* Prompt *
Quote all lines below exactly. Images stay out.

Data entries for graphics
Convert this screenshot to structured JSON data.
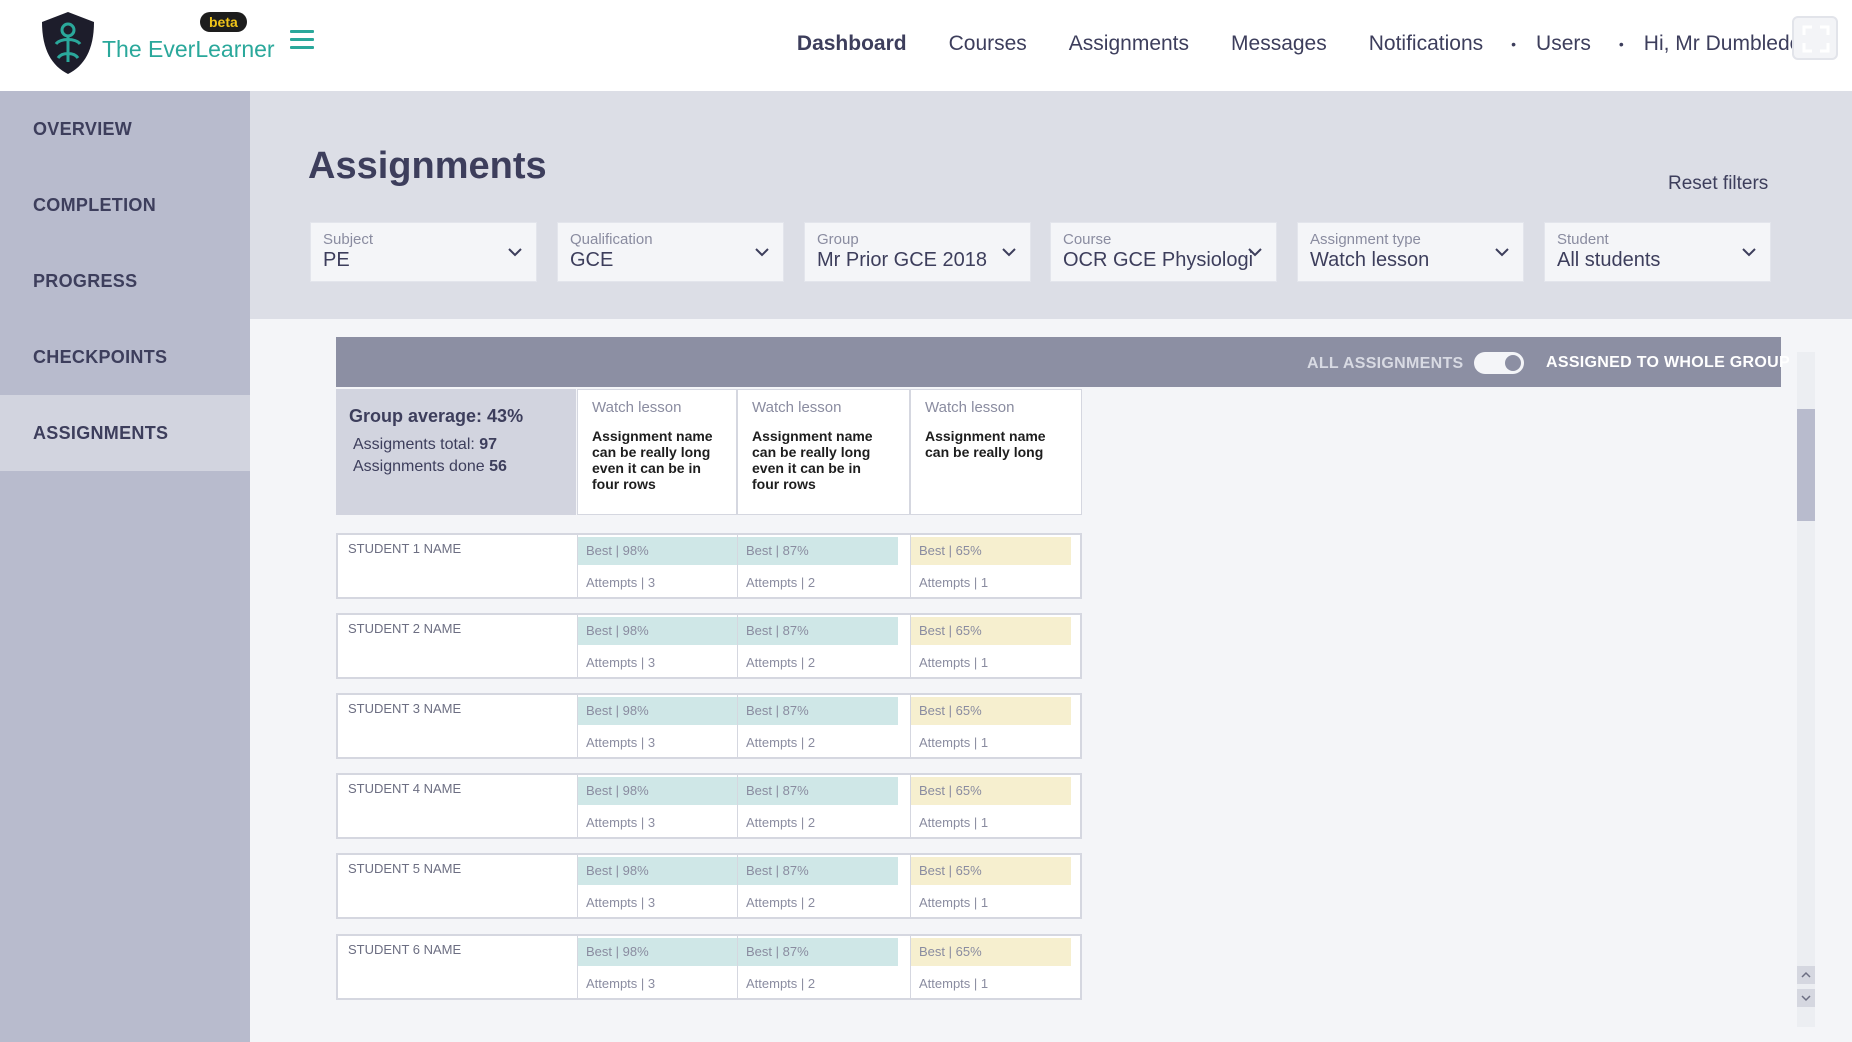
{
  "header": {
    "brand": "The EverLearner",
    "beta": "beta",
    "nav": [
      "Dashboard",
      "Courses",
      "Assignments",
      "Messages",
      "Notifications",
      "Users",
      "Hi, Mr Dumbledore"
    ],
    "nav_separator": "•"
  },
  "sidebar": {
    "items": [
      "OVERVIEW",
      "COMPLETION",
      "PROGRESS",
      "CHECKPOINTS",
      "ASSIGNMENTS"
    ],
    "active": "ASSIGNMENTS"
  },
  "page": {
    "title": "Assignments",
    "reset_filters": "Reset filters"
  },
  "filters": [
    {
      "label": "Subject",
      "value": "PE"
    },
    {
      "label": "Qualification",
      "value": "GCE"
    },
    {
      "label": "Group",
      "value": "Mr Prior GCE 2018"
    },
    {
      "label": "Course",
      "value": "OCR GCE Physiologic"
    },
    {
      "label": "Assignment type",
      "value": "Watch lesson"
    },
    {
      "label": "Student",
      "value": "All students"
    }
  ],
  "toolbar": {
    "all_assignments": "ALL ASSIGNMENTS",
    "assigned_to_whole_group": "ASSIGNED TO WHOLE GROUP",
    "toggle_on": true
  },
  "summary": {
    "group_average": "Group average: 43%",
    "total_label": "Assigments total:",
    "total_value": "97",
    "done_label": "Assignments done",
    "done_value": "56"
  },
  "columns": [
    {
      "type": "Watch lesson",
      "name": "Assignment name can be really long even it can be in four rows"
    },
    {
      "type": "Watch lesson",
      "name": "Assignment name can be really long even it can be in four rows"
    },
    {
      "type": "Watch lesson",
      "name": "Assignment name can be really long"
    }
  ],
  "students": [
    {
      "name": "STUDENT 1 NAME",
      "cells": [
        {
          "best": "Best | 98%",
          "attempts": "Attempts | 3"
        },
        {
          "best": "Best | 87%",
          "attempts": "Attempts | 2"
        },
        {
          "best": "Best | 65%",
          "attempts": "Attempts | 1"
        }
      ]
    },
    {
      "name": "STUDENT 2 NAME",
      "cells": [
        {
          "best": "Best | 98%",
          "attempts": "Attempts | 3"
        },
        {
          "best": "Best | 87%",
          "attempts": "Attempts | 2"
        },
        {
          "best": "Best | 65%",
          "attempts": "Attempts | 1"
        }
      ]
    },
    {
      "name": "STUDENT 3 NAME",
      "cells": [
        {
          "best": "Best | 98%",
          "attempts": "Attempts | 3"
        },
        {
          "best": "Best | 87%",
          "attempts": "Attempts | 2"
        },
        {
          "best": "Best | 65%",
          "attempts": "Attempts | 1"
        }
      ]
    },
    {
      "name": "STUDENT 4 NAME",
      "cells": [
        {
          "best": "Best | 98%",
          "attempts": "Attempts | 3"
        },
        {
          "best": "Best | 87%",
          "attempts": "Attempts | 2"
        },
        {
          "best": "Best | 65%",
          "attempts": "Attempts | 1"
        }
      ]
    },
    {
      "name": "STUDENT 5 NAME",
      "cells": [
        {
          "best": "Best | 98%",
          "attempts": "Attempts | 3"
        },
        {
          "best": "Best | 87%",
          "attempts": "Attempts | 2"
        },
        {
          "best": "Best | 65%",
          "attempts": "Attempts | 1"
        }
      ]
    },
    {
      "name": "STUDENT 6 NAME",
      "cells": [
        {
          "best": "Best | 98%",
          "attempts": "Attempts | 3"
        },
        {
          "best": "Best | 87%",
          "attempts": "Attempts | 2"
        },
        {
          "best": "Best | 65%",
          "attempts": "Attempts | 1"
        }
      ]
    }
  ],
  "colors": {
    "brand": "#2aa89b",
    "sidebar": "#b8bbcd",
    "bar": "#8c8fa3",
    "high_score": "#cfe7e7",
    "mid_score": "#f6efcf"
  }
}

* Result of the task *
Convert this screenshot to structured JSON data.
{
  "header": {
    "brand": "The EverLearner",
    "beta": "beta",
    "nav": [
      "Dashboard",
      "Courses",
      "Assignments",
      "Messages",
      "Notifications",
      "Users",
      "Hi, Mr Dumbledore"
    ],
    "nav_separator": "•"
  },
  "sidebar": {
    "items": [
      "OVERVIEW",
      "COMPLETION",
      "PROGRESS",
      "CHECKPOINTS",
      "ASSIGNMENTS"
    ],
    "active": "ASSIGNMENTS"
  },
  "page": {
    "title": "Assignments",
    "reset_filters": "Reset filters"
  },
  "filters": [
    {
      "label": "Subject",
      "value": "PE"
    },
    {
      "label": "Qualification",
      "value": "GCE"
    },
    {
      "label": "Group",
      "value": "Mr Prior GCE 2018"
    },
    {
      "label": "Course",
      "value": "OCR GCE Physiologic"
    },
    {
      "label": "Assignment type",
      "value": "Watch lesson"
    },
    {
      "label": "Student",
      "value": "All students"
    }
  ],
  "toolbar": {
    "all_assignments": "ALL ASSIGNMENTS",
    "assigned_to_whole_group": "ASSIGNED TO WHOLE GROUP",
    "toggle_on": true
  },
  "summary": {
    "group_average": "Group average: 43%",
    "total_label": "Assigments total:",
    "total_value": "97",
    "done_label": "Assignments done",
    "done_value": "56"
  },
  "columns": [
    {
      "type": "Watch lesson",
      "name": "Assignment name can be really long even it can be in four rows"
    },
    {
      "type": "Watch lesson",
      "name": "Assignment name can be really long even it can be in four rows"
    },
    {
      "type": "Watch lesson",
      "name": "Assignment name can be really long"
    }
  ],
  "students": [
    {
      "name": "STUDENT 1 NAME",
      "cells": [
        {
          "best": "Best | 98%",
          "attempts": "Attempts | 3"
        },
        {
          "best": "Best | 87%",
          "attempts": "Attempts | 2"
        },
        {
          "best": "Best | 65%",
          "attempts": "Attempts | 1"
        }
      ]
    },
    {
      "name": "STUDENT 2 NAME",
      "cells": [
        {
          "best": "Best | 98%",
          "attempts": "Attempts | 3"
        },
        {
          "best": "Best | 87%",
          "attempts": "Attempts | 2"
        },
        {
          "best": "Best | 65%",
          "attempts": "Attempts | 1"
        }
      ]
    },
    {
      "name": "STUDENT 3 NAME",
      "cells": [
        {
          "best": "Best | 98%",
          "attempts": "Attempts | 3"
        },
        {
          "best": "Best | 87%",
          "attempts": "Attempts | 2"
        },
        {
          "best": "Best | 65%",
          "attempts": "Attempts | 1"
        }
      ]
    },
    {
      "name": "STUDENT 4 NAME",
      "cells": [
        {
          "best": "Best | 98%",
          "attempts": "Attempts | 3"
        },
        {
          "best": "Best | 87%",
          "attempts": "Attempts | 2"
        },
        {
          "best": "Best | 65%",
          "attempts": "Attempts | 1"
        }
      ]
    },
    {
      "name": "STUDENT 5 NAME",
      "cells": [
        {
          "best": "Best | 98%",
          "attempts": "Attempts | 3"
        },
        {
          "best": "Best | 87%",
          "attempts": "Attempts | 2"
        },
        {
          "best": "Best | 65%",
          "attempts": "Attempts | 1"
        }
      ]
    },
    {
      "name": "STUDENT 6 NAME",
      "cells": [
        {
          "best": "Best | 98%",
          "attempts": "Attempts | 3"
        },
        {
          "best": "Best | 87%",
          "attempts": "Attempts | 2"
        },
        {
          "best": "Best | 65%",
          "attempts": "Attempts | 1"
        }
      ]
    }
  ],
  "colors": {
    "brand": "#2aa89b",
    "sidebar": "#b8bbcd",
    "bar": "#8c8fa3",
    "high_score": "#cfe7e7",
    "mid_score": "#f6efcf"
  }
}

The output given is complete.